Give an exact transcription of every line, dropping the images.

>>

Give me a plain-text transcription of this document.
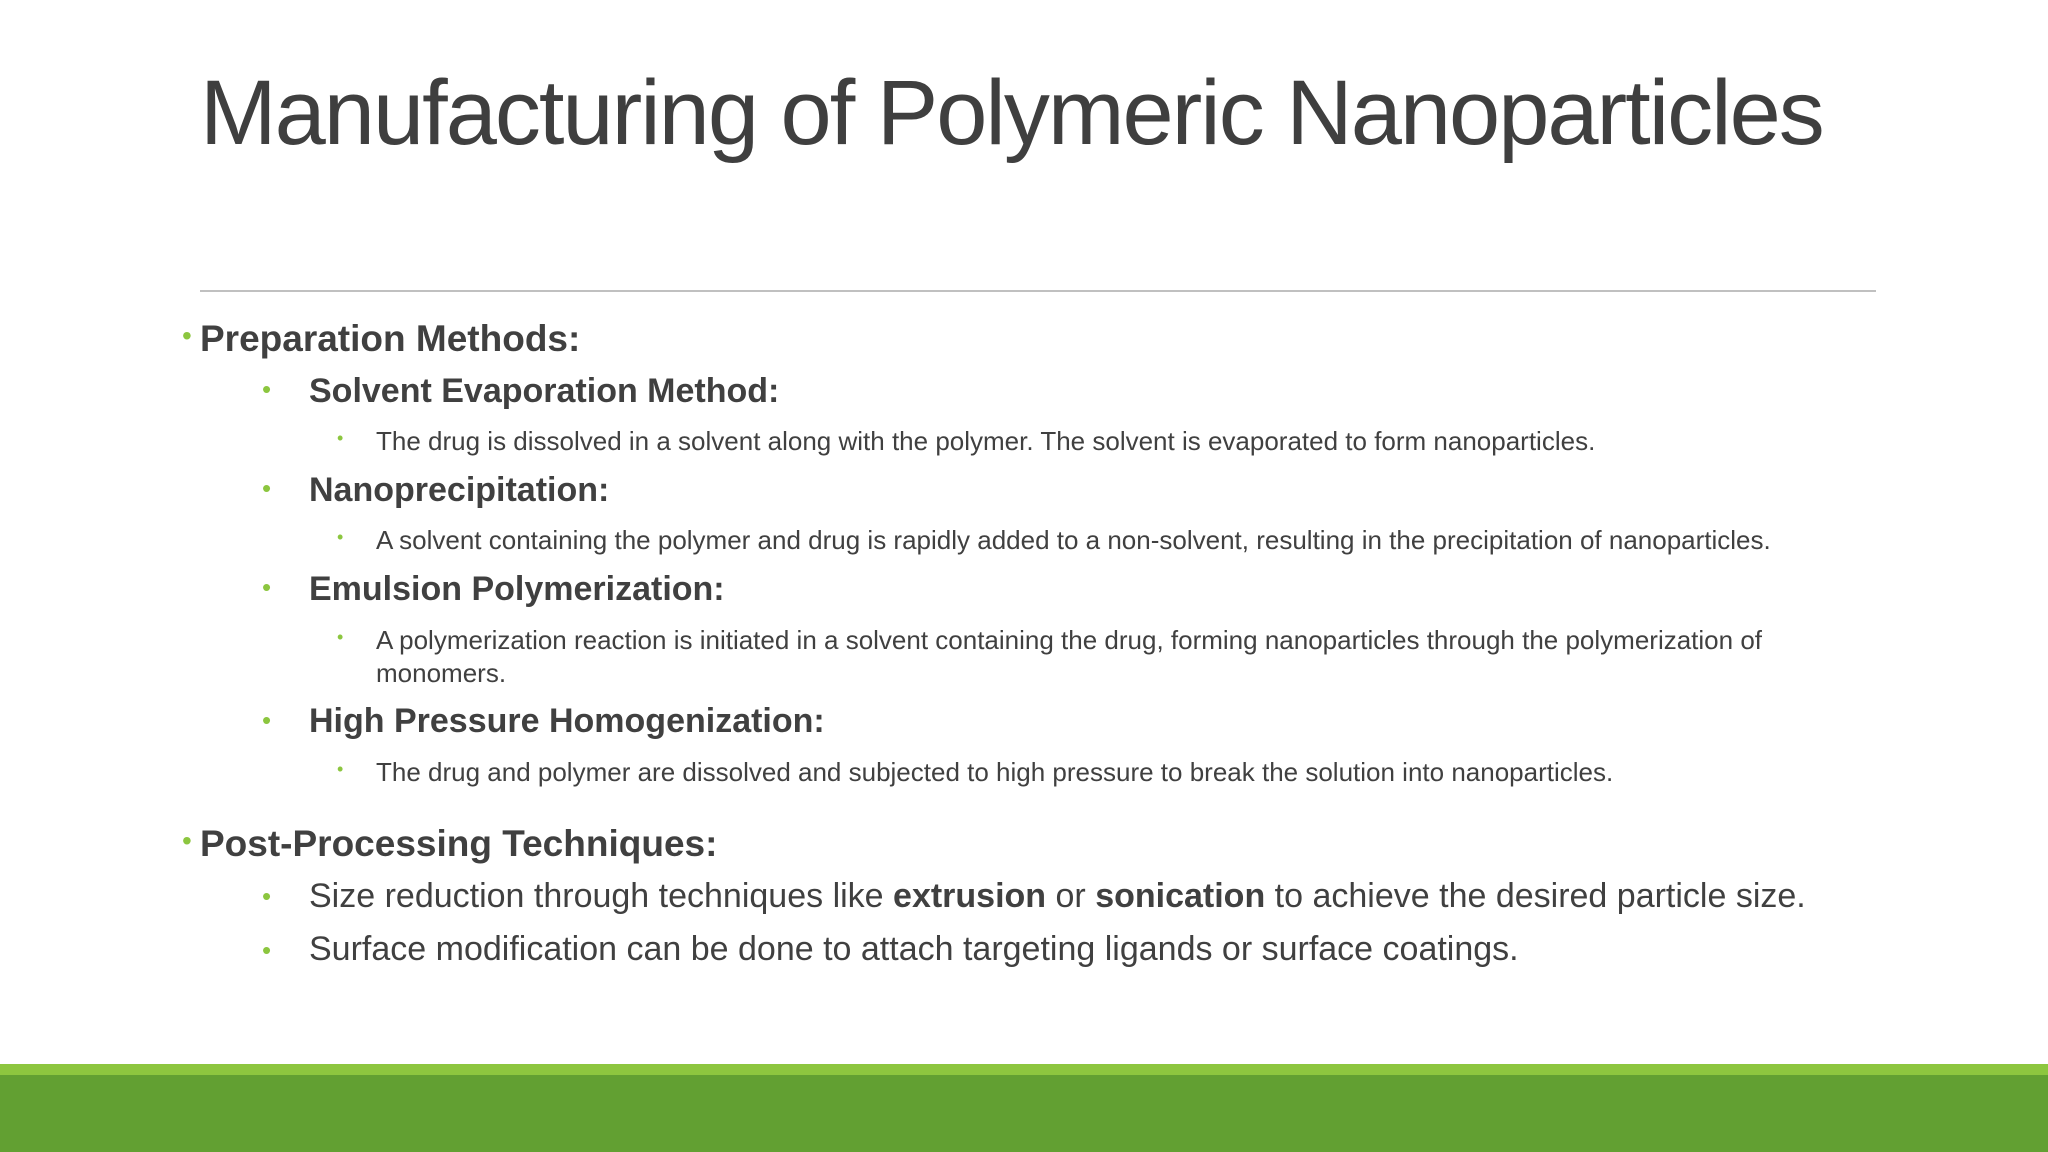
Manufacturing of Polymeric Nanoparticles
• Preparation Methods:
• Solvent Evaporation Method:
• The drug is dissolved in a solvent along with the polymer. The solvent is evaporated to form nanoparticles.
• Nanoprecipitation:
• A solvent containing the polymer and drug is rapidly added to a non-solvent, resulting in the precipitation of nanoparticles.
• Emulsion Polymerization:
• A polymerization reaction is initiated in a solvent containing the drug, forming nanoparticles through the polymerization of
monomers.
• High Pressure Homogenization:
• The drug and polymer are dissolved and subjected to high pressure to break the solution into nanoparticles.
• Post-Processing Techniques:
• Size reduction through techniques like extrusion or sonication to achieve the desired particle size.
• Surface modification can be done to attach targeting ligands or surface coatings.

<<

ANSWER TO THIS PROBLEM:
Give me a plain-text transcription of this document.
Manufacturing of Polymeric Nanoparticles
• Preparation Methods:
• Solvent Evaporation Method:
• The drug is dissolved in a solvent along with the polymer. The solvent is evaporated to form nanoparticles.
• Nanoprecipitation:
• A solvent containing the polymer and drug is rapidly added to a non-solvent, resulting in the precipitation of nanoparticles.
• Emulsion Polymerization:
• A polymerization reaction is initiated in a solvent containing the drug, forming nanoparticles through the polymerization of
monomers.
• High Pressure Homogenization:
• The drug and polymer are dissolved and subjected to high pressure to break the solution into nanoparticles.
• Post-Processing Techniques:
• Size reduction through techniques like extrusion or sonication to achieve the desired particle size.
• Surface modification can be done to attach targeting ligands or surface coatings.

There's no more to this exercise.